* **WHAT YOU HAVE TO DO**:
Give only a count of the lines that include the string "text".

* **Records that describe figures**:

'''

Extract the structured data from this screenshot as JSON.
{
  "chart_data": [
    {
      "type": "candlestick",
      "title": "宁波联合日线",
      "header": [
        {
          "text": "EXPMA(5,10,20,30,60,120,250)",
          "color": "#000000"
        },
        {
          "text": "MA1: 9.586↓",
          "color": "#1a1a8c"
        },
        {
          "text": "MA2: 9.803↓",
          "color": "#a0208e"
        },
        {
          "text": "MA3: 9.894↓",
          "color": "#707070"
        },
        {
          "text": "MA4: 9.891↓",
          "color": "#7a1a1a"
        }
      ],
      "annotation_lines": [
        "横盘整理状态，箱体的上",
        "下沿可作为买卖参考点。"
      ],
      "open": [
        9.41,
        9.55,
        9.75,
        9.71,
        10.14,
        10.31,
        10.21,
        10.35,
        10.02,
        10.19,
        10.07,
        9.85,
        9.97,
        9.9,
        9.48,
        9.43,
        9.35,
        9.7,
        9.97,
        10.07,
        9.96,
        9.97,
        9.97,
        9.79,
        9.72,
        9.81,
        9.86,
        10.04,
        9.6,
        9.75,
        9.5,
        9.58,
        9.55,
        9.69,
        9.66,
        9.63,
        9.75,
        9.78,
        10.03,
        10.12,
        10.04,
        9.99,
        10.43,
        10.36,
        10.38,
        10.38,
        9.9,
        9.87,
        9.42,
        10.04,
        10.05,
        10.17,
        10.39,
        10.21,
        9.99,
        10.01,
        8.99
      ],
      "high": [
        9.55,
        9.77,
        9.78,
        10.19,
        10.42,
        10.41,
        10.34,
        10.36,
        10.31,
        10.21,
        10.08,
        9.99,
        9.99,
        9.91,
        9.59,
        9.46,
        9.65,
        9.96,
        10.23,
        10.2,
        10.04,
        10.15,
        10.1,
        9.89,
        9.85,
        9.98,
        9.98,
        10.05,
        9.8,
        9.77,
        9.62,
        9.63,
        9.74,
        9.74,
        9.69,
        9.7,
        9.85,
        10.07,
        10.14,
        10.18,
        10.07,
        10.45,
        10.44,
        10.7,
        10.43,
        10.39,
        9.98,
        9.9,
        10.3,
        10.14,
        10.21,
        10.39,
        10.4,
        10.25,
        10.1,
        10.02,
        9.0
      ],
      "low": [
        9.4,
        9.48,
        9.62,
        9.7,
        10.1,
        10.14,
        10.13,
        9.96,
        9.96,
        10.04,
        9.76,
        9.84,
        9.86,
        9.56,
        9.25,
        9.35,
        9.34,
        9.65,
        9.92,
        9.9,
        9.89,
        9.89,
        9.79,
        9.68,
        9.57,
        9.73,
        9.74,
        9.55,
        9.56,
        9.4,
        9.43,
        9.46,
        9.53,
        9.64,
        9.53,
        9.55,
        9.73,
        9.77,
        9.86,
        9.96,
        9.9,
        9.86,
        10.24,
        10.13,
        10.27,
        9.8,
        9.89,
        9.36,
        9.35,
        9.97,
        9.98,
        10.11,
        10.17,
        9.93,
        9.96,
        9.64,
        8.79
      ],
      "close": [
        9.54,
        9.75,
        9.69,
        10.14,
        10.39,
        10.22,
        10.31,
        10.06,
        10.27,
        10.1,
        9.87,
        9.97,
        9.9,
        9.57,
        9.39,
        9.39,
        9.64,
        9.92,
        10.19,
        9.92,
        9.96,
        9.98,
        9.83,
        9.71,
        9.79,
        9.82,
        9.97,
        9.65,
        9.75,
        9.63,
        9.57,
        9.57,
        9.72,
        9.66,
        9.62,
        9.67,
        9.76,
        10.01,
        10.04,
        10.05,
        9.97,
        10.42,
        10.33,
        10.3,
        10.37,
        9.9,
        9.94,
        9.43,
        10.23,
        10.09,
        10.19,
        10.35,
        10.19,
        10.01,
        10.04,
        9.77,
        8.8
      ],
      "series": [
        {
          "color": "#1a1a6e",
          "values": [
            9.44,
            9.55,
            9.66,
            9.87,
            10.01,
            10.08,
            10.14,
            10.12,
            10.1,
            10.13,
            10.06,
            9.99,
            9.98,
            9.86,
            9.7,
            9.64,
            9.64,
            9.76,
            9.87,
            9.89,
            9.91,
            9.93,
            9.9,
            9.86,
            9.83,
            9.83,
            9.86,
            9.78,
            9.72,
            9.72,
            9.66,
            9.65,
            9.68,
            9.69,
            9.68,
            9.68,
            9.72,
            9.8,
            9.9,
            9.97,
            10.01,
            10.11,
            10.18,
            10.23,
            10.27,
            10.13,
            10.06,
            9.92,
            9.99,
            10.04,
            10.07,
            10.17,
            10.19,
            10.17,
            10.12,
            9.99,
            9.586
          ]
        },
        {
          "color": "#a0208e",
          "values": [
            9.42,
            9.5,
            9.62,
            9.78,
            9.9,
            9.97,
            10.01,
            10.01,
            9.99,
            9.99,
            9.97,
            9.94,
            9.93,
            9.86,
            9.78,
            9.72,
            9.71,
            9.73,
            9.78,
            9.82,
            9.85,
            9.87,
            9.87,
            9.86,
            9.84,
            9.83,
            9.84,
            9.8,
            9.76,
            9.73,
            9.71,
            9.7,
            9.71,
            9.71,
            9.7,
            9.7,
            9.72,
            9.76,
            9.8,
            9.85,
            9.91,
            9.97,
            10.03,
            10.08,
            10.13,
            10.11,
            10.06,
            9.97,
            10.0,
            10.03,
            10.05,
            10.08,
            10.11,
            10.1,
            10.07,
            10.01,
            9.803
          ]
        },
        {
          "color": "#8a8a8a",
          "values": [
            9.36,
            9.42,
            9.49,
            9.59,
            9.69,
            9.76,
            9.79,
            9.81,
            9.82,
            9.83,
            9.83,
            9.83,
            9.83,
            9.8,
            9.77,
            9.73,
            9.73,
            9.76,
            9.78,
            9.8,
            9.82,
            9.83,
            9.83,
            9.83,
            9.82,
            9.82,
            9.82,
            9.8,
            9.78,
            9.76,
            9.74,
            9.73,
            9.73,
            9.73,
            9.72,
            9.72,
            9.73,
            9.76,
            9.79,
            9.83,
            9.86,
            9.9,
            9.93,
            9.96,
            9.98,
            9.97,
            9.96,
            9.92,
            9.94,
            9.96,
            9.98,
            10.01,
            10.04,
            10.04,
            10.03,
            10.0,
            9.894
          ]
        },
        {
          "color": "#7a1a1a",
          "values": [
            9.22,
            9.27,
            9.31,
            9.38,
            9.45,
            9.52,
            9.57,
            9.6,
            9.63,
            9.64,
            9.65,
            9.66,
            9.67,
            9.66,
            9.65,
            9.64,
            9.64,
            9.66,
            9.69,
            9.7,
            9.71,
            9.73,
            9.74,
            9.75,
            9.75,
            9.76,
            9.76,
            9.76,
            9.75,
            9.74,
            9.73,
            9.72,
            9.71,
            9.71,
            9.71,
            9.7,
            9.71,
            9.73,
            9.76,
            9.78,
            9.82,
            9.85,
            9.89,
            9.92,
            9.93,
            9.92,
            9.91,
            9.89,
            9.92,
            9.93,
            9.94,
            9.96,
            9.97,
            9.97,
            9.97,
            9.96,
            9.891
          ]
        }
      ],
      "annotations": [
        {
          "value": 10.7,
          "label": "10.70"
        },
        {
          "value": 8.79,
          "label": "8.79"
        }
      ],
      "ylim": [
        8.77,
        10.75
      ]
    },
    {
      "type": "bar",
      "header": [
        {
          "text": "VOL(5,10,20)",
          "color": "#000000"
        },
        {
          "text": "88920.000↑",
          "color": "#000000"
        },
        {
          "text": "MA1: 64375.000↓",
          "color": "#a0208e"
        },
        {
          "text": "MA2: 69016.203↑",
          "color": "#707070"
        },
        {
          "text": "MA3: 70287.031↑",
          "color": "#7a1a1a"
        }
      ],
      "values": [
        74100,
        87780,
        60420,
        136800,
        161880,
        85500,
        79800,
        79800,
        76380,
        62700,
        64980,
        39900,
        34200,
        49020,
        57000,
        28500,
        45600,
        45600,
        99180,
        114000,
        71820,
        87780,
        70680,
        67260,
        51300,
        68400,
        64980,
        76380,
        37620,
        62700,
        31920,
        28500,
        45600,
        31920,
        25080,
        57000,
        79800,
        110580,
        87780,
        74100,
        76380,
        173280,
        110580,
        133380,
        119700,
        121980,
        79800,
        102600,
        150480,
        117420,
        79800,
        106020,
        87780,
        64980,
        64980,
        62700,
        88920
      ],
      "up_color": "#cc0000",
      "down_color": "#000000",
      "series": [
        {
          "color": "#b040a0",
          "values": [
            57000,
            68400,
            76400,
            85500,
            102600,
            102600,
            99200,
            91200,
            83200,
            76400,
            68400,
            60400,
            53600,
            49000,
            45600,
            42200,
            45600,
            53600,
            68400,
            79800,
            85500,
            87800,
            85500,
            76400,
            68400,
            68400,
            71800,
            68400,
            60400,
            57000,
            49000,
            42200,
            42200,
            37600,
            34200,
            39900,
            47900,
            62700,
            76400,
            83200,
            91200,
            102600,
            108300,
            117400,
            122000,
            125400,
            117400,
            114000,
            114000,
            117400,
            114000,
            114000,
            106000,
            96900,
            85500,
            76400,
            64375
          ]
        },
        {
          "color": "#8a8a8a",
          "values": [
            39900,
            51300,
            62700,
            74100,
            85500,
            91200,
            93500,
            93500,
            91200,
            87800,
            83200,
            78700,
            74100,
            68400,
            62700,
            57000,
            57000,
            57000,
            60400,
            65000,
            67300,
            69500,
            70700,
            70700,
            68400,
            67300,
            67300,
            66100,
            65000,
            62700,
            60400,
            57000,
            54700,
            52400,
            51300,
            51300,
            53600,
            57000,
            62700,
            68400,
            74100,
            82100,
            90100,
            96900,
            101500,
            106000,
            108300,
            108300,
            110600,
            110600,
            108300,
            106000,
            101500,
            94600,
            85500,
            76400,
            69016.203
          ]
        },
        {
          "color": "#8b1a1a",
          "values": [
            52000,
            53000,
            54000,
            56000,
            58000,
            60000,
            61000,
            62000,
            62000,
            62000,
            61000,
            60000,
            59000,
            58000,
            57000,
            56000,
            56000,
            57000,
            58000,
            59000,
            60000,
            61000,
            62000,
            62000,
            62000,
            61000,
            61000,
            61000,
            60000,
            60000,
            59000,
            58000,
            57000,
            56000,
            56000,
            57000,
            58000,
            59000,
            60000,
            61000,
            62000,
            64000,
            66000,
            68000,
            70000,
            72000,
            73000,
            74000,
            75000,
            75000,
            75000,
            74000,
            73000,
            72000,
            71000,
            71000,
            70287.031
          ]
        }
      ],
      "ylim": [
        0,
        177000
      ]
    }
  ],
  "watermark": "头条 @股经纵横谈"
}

'''

* **SOLUTION FOR THIS TASK**:
10